- **REQUIREMENTS**:
Your job is to retype all of the data word for word, leaving every image out.

- **EXTRACTED RECORDS**:
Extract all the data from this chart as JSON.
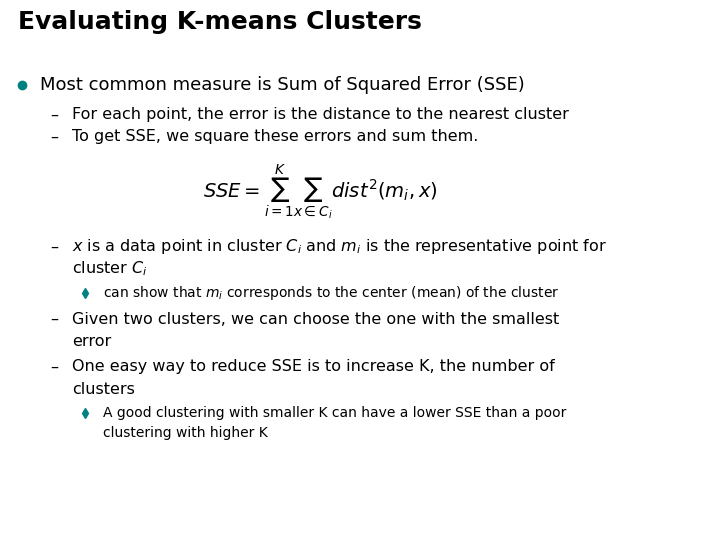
{
  "title": "Evaluating K-means Clusters",
  "title_fontsize": 18,
  "background_color": "#ffffff",
  "text_color": "#000000",
  "bullet_color": "#008080",
  "diamond_color": "#008080",
  "bullet1": "Most common measure is Sum of Squared Error (SSE)",
  "bullet1_fontsize": 13,
  "dash_fontsize": 11.5,
  "formula": "$SSE = \\sum_{i=1}^{K} \\sum_{x \\in C_i} dist^2(m_i, x)$",
  "formula_fontsize": 14,
  "dash1": "For each point, the error is the distance to the nearest cluster",
  "dash2": "To get SSE, we square these errors and sum them.",
  "dash3_part1": "$x$ is a data point in cluster $C_i$ and $m_i$ is the representative point for",
  "dash3_part2": "cluster $C_i$",
  "diamond1": "can show that $m_i$ corresponds to the center (mean) of the cluster",
  "diamond1_fontsize": 10,
  "dash4_part1": "Given two clusters, we can choose the one with the smallest",
  "dash4_part2": "error",
  "dash5_part1": "One easy way to reduce SSE is to increase K, the number of",
  "dash5_part2": "clusters",
  "diamond2_part1": "A good clustering with smaller K can have a lower SSE than a poor",
  "diamond2_part2": "clustering with higher K",
  "diamond2_fontsize": 10
}
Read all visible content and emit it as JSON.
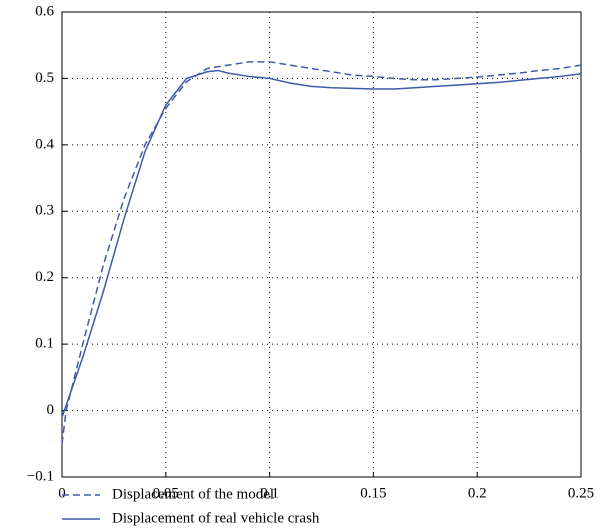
{
  "chart_data": {
    "type": "line",
    "xlim": [
      0,
      0.25
    ],
    "xticks": [
      0,
      0.05,
      0.1,
      0.15,
      0.2,
      0.25
    ],
    "ylim": [
      -0.1,
      0.6
    ],
    "yticks": [
      {
        "value": -0.1,
        "label": "−0.1"
      },
      0,
      0.1,
      0.2,
      0.3,
      0.4,
      0.5,
      0.6
    ],
    "grid": true,
    "legend": "bottom",
    "series": [
      {
        "name": "Displacement of the model",
        "color": "#3d5ba9",
        "style": "dashed",
        "x": [
          0,
          0.002,
          0.01,
          0.02,
          0.03,
          0.04,
          0.05,
          0.06,
          0.07,
          0.08,
          0.09,
          0.1,
          0.11,
          0.12,
          0.13,
          0.14,
          0.15,
          0.16,
          0.17,
          0.18,
          0.19,
          0.2,
          0.21,
          0.22,
          0.23,
          0.24,
          0.25
        ],
        "values": [
          -0.05,
          0,
          0.1,
          0.22,
          0.32,
          0.4,
          0.455,
          0.495,
          0.515,
          0.52,
          0.525,
          0.525,
          0.52,
          0.515,
          0.51,
          0.505,
          0.503,
          0.5,
          0.498,
          0.498,
          0.5,
          0.502,
          0.505,
          0.508,
          0.512,
          0.515,
          0.52
        ]
      },
      {
        "name": "Displacement of real vehicle crash",
        "color": "#3d5ba9",
        "style": "solid",
        "x": [
          0,
          0.01,
          0.02,
          0.03,
          0.04,
          0.05,
          0.06,
          0.07,
          0.075,
          0.08,
          0.09,
          0.1,
          0.11,
          0.12,
          0.13,
          0.14,
          0.15,
          0.16,
          0.17,
          0.18,
          0.19,
          0.2,
          0.21,
          0.22,
          0.23,
          0.24,
          0.25
        ],
        "values": [
          -0.01,
          0.08,
          0.18,
          0.29,
          0.39,
          0.46,
          0.5,
          0.51,
          0.512,
          0.508,
          0.503,
          0.5,
          0.493,
          0.488,
          0.486,
          0.485,
          0.484,
          0.484,
          0.486,
          0.488,
          0.49,
          0.492,
          0.494,
          0.497,
          0.5,
          0.503,
          0.507
        ]
      }
    ]
  }
}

- **REPLY**:
Extract all the data from this chart as JSON.
{
  "title": "Evaluating K-means Clusters",
  "title_fontsize": 18,
  "background_color": "#ffffff",
  "text_color": "#000000",
  "bullet_color": "#008080",
  "diamond_color": "#008080",
  "bullet1": "Most common measure is Sum of Squared Error (SSE)",
  "bullet1_fontsize": 13,
  "dash_fontsize": 11.5,
  "formula": "$SSE = \\sum_{i=1}^{K} \\sum_{x \\in C_i} dist^2(m_i, x)$",
  "formula_fontsize": 14,
  "dash1": "For each point, the error is the distance to the nearest cluster",
  "dash2": "To get SSE, we square these errors and sum them.",
  "dash3_part1": "$x$ is a data point in cluster $C_i$ and $m_i$ is the representative point for",
  "dash3_part2": "cluster $C_i$",
  "diamond1": "can show that $m_i$ corresponds to the center (mean) of the cluster",
  "diamond1_fontsize": 10,
  "dash4_part1": "Given two clusters, we can choose the one with the smallest",
  "dash4_part2": "error",
  "dash5_part1": "One easy way to reduce SSE is to increase K, the number of",
  "dash5_part2": "clusters",
  "diamond2_part1": "A good clustering with smaller K can have a lower SSE than a poor",
  "diamond2_part2": "clustering with higher K",
  "diamond2_fontsize": 10
}
Read all visible content and emit it as JSON.
{
  "chart_data": {
    "type": "line",
    "xlim": [
      0,
      0.25
    ],
    "xticks": [
      0,
      0.05,
      0.1,
      0.15,
      0.2,
      0.25
    ],
    "ylim": [
      -0.1,
      0.6
    ],
    "yticks": [
      {
        "value": -0.1,
        "label": "−0.1"
      },
      0,
      0.1,
      0.2,
      0.3,
      0.4,
      0.5,
      0.6
    ],
    "grid": true,
    "legend": "bottom",
    "series": [
      {
        "name": "Displacement of the model",
        "color": "#3d5ba9",
        "style": "dashed",
        "x": [
          0,
          0.002,
          0.01,
          0.02,
          0.03,
          0.04,
          0.05,
          0.06,
          0.07,
          0.08,
          0.09,
          0.1,
          0.11,
          0.12,
          0.13,
          0.14,
          0.15,
          0.16,
          0.17,
          0.18,
          0.19,
          0.2,
          0.21,
          0.22,
          0.23,
          0.24,
          0.25
        ],
        "values": [
          -0.05,
          0,
          0.1,
          0.22,
          0.32,
          0.4,
          0.455,
          0.495,
          0.515,
          0.52,
          0.525,
          0.525,
          0.52,
          0.515,
          0.51,
          0.505,
          0.503,
          0.5,
          0.498,
          0.498,
          0.5,
          0.502,
          0.505,
          0.508,
          0.512,
          0.515,
          0.52
        ]
      },
      {
        "name": "Displacement of real vehicle crash",
        "color": "#3d5ba9",
        "style": "solid",
        "x": [
          0,
          0.01,
          0.02,
          0.03,
          0.04,
          0.05,
          0.06,
          0.07,
          0.075,
          0.08,
          0.09,
          0.1,
          0.11,
          0.12,
          0.13,
          0.14,
          0.15,
          0.16,
          0.17,
          0.18,
          0.19,
          0.2,
          0.21,
          0.22,
          0.23,
          0.24,
          0.25
        ],
        "values": [
          -0.01,
          0.08,
          0.18,
          0.29,
          0.39,
          0.46,
          0.5,
          0.51,
          0.512,
          0.508,
          0.503,
          0.5,
          0.493,
          0.488,
          0.486,
          0.485,
          0.484,
          0.484,
          0.486,
          0.488,
          0.49,
          0.492,
          0.494,
          0.497,
          0.5,
          0.503,
          0.507
        ]
      }
    ]
  }
}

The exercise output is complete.